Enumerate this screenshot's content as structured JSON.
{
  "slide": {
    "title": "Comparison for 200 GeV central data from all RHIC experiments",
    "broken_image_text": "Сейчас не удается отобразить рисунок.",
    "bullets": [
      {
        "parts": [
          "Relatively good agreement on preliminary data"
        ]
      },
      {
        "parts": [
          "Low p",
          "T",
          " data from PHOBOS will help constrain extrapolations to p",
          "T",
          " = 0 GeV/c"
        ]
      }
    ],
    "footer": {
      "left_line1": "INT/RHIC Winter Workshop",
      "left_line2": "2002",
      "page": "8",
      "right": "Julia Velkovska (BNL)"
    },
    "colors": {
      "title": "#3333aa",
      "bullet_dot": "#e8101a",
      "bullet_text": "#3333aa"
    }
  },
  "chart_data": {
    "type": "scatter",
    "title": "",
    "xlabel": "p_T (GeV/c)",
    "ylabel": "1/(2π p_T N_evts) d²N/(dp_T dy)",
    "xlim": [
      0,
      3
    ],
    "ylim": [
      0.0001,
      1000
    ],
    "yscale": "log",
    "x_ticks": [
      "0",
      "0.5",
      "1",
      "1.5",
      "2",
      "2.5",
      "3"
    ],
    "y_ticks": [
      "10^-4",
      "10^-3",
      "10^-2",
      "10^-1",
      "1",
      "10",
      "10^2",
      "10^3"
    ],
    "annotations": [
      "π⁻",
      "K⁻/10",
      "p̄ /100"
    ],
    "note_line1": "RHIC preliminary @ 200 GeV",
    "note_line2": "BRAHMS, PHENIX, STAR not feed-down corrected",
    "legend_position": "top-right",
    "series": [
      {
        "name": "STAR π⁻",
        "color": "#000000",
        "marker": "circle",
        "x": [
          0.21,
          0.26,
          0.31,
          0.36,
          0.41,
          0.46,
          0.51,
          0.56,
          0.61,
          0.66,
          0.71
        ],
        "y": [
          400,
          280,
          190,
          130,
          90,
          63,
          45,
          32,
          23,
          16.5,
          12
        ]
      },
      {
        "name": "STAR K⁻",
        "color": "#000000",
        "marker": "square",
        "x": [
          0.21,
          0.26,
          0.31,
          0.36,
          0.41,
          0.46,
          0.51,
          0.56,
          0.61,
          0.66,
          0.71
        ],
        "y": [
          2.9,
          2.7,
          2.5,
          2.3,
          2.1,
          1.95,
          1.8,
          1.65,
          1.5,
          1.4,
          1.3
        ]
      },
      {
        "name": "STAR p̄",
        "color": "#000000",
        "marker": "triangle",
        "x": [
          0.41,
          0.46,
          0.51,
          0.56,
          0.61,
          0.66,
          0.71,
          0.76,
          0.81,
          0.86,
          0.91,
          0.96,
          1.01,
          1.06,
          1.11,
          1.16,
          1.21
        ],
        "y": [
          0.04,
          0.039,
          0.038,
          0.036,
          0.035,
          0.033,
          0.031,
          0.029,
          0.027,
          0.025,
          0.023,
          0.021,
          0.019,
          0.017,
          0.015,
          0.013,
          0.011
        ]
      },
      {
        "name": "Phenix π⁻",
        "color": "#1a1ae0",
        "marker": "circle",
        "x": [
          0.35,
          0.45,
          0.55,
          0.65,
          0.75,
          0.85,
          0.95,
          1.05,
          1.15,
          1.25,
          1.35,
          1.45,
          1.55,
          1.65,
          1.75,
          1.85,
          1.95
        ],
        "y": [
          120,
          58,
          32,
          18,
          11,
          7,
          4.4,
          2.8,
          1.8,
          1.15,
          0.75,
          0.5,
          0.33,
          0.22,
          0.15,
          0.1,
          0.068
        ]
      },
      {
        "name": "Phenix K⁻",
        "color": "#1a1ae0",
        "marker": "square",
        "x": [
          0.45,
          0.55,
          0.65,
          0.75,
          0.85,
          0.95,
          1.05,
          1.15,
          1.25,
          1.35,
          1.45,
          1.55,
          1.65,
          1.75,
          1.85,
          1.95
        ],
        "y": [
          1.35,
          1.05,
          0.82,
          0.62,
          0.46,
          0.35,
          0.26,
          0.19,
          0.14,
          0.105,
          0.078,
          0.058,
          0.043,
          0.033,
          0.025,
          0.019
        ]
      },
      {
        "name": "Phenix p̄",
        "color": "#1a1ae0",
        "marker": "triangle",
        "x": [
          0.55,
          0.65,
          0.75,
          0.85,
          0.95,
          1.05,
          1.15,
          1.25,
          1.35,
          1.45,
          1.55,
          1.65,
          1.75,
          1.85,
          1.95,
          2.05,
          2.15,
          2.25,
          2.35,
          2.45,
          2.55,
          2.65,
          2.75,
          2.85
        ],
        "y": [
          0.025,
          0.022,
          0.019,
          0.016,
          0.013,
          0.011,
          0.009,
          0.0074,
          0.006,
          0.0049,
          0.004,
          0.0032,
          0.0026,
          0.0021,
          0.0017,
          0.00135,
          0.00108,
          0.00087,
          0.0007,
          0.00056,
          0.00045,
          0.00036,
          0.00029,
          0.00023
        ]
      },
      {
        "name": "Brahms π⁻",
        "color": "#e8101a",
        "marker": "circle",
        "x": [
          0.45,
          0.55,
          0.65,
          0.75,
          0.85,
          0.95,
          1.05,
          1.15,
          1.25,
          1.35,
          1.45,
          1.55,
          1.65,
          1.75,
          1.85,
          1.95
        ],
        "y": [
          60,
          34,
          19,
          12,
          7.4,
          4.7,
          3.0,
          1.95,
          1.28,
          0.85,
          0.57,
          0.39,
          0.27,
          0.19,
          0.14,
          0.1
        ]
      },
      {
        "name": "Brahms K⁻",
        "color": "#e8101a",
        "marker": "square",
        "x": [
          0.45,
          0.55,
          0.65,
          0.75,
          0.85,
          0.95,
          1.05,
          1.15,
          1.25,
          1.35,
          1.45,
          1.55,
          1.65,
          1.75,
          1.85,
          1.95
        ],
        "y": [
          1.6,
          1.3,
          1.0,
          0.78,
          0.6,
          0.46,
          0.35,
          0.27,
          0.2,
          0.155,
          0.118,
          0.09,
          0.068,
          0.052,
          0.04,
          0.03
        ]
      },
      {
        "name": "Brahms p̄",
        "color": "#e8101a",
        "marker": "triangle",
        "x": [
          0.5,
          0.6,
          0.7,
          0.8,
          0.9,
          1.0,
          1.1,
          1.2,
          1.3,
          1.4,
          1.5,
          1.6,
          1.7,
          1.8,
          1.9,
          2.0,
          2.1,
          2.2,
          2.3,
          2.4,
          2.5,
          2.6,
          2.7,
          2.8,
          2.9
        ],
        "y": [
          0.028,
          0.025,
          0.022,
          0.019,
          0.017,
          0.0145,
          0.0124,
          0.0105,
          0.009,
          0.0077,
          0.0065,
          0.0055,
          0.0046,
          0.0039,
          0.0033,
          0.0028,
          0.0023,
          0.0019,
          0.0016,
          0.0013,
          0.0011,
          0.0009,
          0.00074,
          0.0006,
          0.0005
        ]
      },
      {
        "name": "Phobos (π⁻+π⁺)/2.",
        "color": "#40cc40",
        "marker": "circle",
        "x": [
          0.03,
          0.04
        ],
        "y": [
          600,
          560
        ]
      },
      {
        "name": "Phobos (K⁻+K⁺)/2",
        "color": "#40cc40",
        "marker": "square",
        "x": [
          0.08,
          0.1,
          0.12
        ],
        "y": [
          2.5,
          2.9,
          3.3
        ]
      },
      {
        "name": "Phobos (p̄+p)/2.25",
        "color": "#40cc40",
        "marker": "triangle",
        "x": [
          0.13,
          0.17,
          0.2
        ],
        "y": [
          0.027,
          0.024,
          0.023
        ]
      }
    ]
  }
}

Your task: Return the full listing, character for character.

Full solution:
Enumerate this screenshot's content as structured JSON.
{
  "slide": {
    "title": "Comparison for 200 GeV central data from all RHIC experiments",
    "broken_image_text": "Сейчас не удается отобразить рисунок.",
    "bullets": [
      {
        "parts": [
          "Relatively good agreement on preliminary data"
        ]
      },
      {
        "parts": [
          "Low p",
          "T",
          " data from PHOBOS will help constrain extrapolations to p",
          "T",
          " = 0 GeV/c"
        ]
      }
    ],
    "footer": {
      "left_line1": "INT/RHIC Winter Workshop",
      "left_line2": "2002",
      "page": "8",
      "right": "Julia Velkovska (BNL)"
    },
    "colors": {
      "title": "#3333aa",
      "bullet_dot": "#e8101a",
      "bullet_text": "#3333aa"
    }
  },
  "chart_data": {
    "type": "scatter",
    "title": "",
    "xlabel": "p_T (GeV/c)",
    "ylabel": "1/(2π p_T N_evts) d²N/(dp_T dy)",
    "xlim": [
      0,
      3
    ],
    "ylim": [
      0.0001,
      1000
    ],
    "yscale": "log",
    "x_ticks": [
      "0",
      "0.5",
      "1",
      "1.5",
      "2",
      "2.5",
      "3"
    ],
    "y_ticks": [
      "10^-4",
      "10^-3",
      "10^-2",
      "10^-1",
      "1",
      "10",
      "10^2",
      "10^3"
    ],
    "annotations": [
      "π⁻",
      "K⁻/10",
      "p̄ /100"
    ],
    "note_line1": "RHIC preliminary @ 200 GeV",
    "note_line2": "BRAHMS, PHENIX, STAR not feed-down corrected",
    "legend_position": "top-right",
    "series": [
      {
        "name": "STAR π⁻",
        "color": "#000000",
        "marker": "circle",
        "x": [
          0.21,
          0.26,
          0.31,
          0.36,
          0.41,
          0.46,
          0.51,
          0.56,
          0.61,
          0.66,
          0.71
        ],
        "y": [
          400,
          280,
          190,
          130,
          90,
          63,
          45,
          32,
          23,
          16.5,
          12
        ]
      },
      {
        "name": "STAR K⁻",
        "color": "#000000",
        "marker": "square",
        "x": [
          0.21,
          0.26,
          0.31,
          0.36,
          0.41,
          0.46,
          0.51,
          0.56,
          0.61,
          0.66,
          0.71
        ],
        "y": [
          2.9,
          2.7,
          2.5,
          2.3,
          2.1,
          1.95,
          1.8,
          1.65,
          1.5,
          1.4,
          1.3
        ]
      },
      {
        "name": "STAR p̄",
        "color": "#000000",
        "marker": "triangle",
        "x": [
          0.41,
          0.46,
          0.51,
          0.56,
          0.61,
          0.66,
          0.71,
          0.76,
          0.81,
          0.86,
          0.91,
          0.96,
          1.01,
          1.06,
          1.11,
          1.16,
          1.21
        ],
        "y": [
          0.04,
          0.039,
          0.038,
          0.036,
          0.035,
          0.033,
          0.031,
          0.029,
          0.027,
          0.025,
          0.023,
          0.021,
          0.019,
          0.017,
          0.015,
          0.013,
          0.011
        ]
      },
      {
        "name": "Phenix π⁻",
        "color": "#1a1ae0",
        "marker": "circle",
        "x": [
          0.35,
          0.45,
          0.55,
          0.65,
          0.75,
          0.85,
          0.95,
          1.05,
          1.15,
          1.25,
          1.35,
          1.45,
          1.55,
          1.65,
          1.75,
          1.85,
          1.95
        ],
        "y": [
          120,
          58,
          32,
          18,
          11,
          7,
          4.4,
          2.8,
          1.8,
          1.15,
          0.75,
          0.5,
          0.33,
          0.22,
          0.15,
          0.1,
          0.068
        ]
      },
      {
        "name": "Phenix K⁻",
        "color": "#1a1ae0",
        "marker": "square",
        "x": [
          0.45,
          0.55,
          0.65,
          0.75,
          0.85,
          0.95,
          1.05,
          1.15,
          1.25,
          1.35,
          1.45,
          1.55,
          1.65,
          1.75,
          1.85,
          1.95
        ],
        "y": [
          1.35,
          1.05,
          0.82,
          0.62,
          0.46,
          0.35,
          0.26,
          0.19,
          0.14,
          0.105,
          0.078,
          0.058,
          0.043,
          0.033,
          0.025,
          0.019
        ]
      },
      {
        "name": "Phenix p̄",
        "color": "#1a1ae0",
        "marker": "triangle",
        "x": [
          0.55,
          0.65,
          0.75,
          0.85,
          0.95,
          1.05,
          1.15,
          1.25,
          1.35,
          1.45,
          1.55,
          1.65,
          1.75,
          1.85,
          1.95,
          2.05,
          2.15,
          2.25,
          2.35,
          2.45,
          2.55,
          2.65,
          2.75,
          2.85
        ],
        "y": [
          0.025,
          0.022,
          0.019,
          0.016,
          0.013,
          0.011,
          0.009,
          0.0074,
          0.006,
          0.0049,
          0.004,
          0.0032,
          0.0026,
          0.0021,
          0.0017,
          0.00135,
          0.00108,
          0.00087,
          0.0007,
          0.00056,
          0.00045,
          0.00036,
          0.00029,
          0.00023
        ]
      },
      {
        "name": "Brahms π⁻",
        "color": "#e8101a",
        "marker": "circle",
        "x": [
          0.45,
          0.55,
          0.65,
          0.75,
          0.85,
          0.95,
          1.05,
          1.15,
          1.25,
          1.35,
          1.45,
          1.55,
          1.65,
          1.75,
          1.85,
          1.95
        ],
        "y": [
          60,
          34,
          19,
          12,
          7.4,
          4.7,
          3.0,
          1.95,
          1.28,
          0.85,
          0.57,
          0.39,
          0.27,
          0.19,
          0.14,
          0.1
        ]
      },
      {
        "name": "Brahms K⁻",
        "color": "#e8101a",
        "marker": "square",
        "x": [
          0.45,
          0.55,
          0.65,
          0.75,
          0.85,
          0.95,
          1.05,
          1.15,
          1.25,
          1.35,
          1.45,
          1.55,
          1.65,
          1.75,
          1.85,
          1.95
        ],
        "y": [
          1.6,
          1.3,
          1.0,
          0.78,
          0.6,
          0.46,
          0.35,
          0.27,
          0.2,
          0.155,
          0.118,
          0.09,
          0.068,
          0.052,
          0.04,
          0.03
        ]
      },
      {
        "name": "Brahms p̄",
        "color": "#e8101a",
        "marker": "triangle",
        "x": [
          0.5,
          0.6,
          0.7,
          0.8,
          0.9,
          1.0,
          1.1,
          1.2,
          1.3,
          1.4,
          1.5,
          1.6,
          1.7,
          1.8,
          1.9,
          2.0,
          2.1,
          2.2,
          2.3,
          2.4,
          2.5,
          2.6,
          2.7,
          2.8,
          2.9
        ],
        "y": [
          0.028,
          0.025,
          0.022,
          0.019,
          0.017,
          0.0145,
          0.0124,
          0.0105,
          0.009,
          0.0077,
          0.0065,
          0.0055,
          0.0046,
          0.0039,
          0.0033,
          0.0028,
          0.0023,
          0.0019,
          0.0016,
          0.0013,
          0.0011,
          0.0009,
          0.00074,
          0.0006,
          0.0005
        ]
      },
      {
        "name": "Phobos (π⁻+π⁺)/2.",
        "color": "#40cc40",
        "marker": "circle",
        "x": [
          0.03,
          0.04
        ],
        "y": [
          600,
          560
        ]
      },
      {
        "name": "Phobos (K⁻+K⁺)/2",
        "color": "#40cc40",
        "marker": "square",
        "x": [
          0.08,
          0.1,
          0.12
        ],
        "y": [
          2.5,
          2.9,
          3.3
        ]
      },
      {
        "name": "Phobos (p̄+p)/2.25",
        "color": "#40cc40",
        "marker": "triangle",
        "x": [
          0.13,
          0.17,
          0.2
        ],
        "y": [
          0.027,
          0.024,
          0.023
        ]
      }
    ]
  }
}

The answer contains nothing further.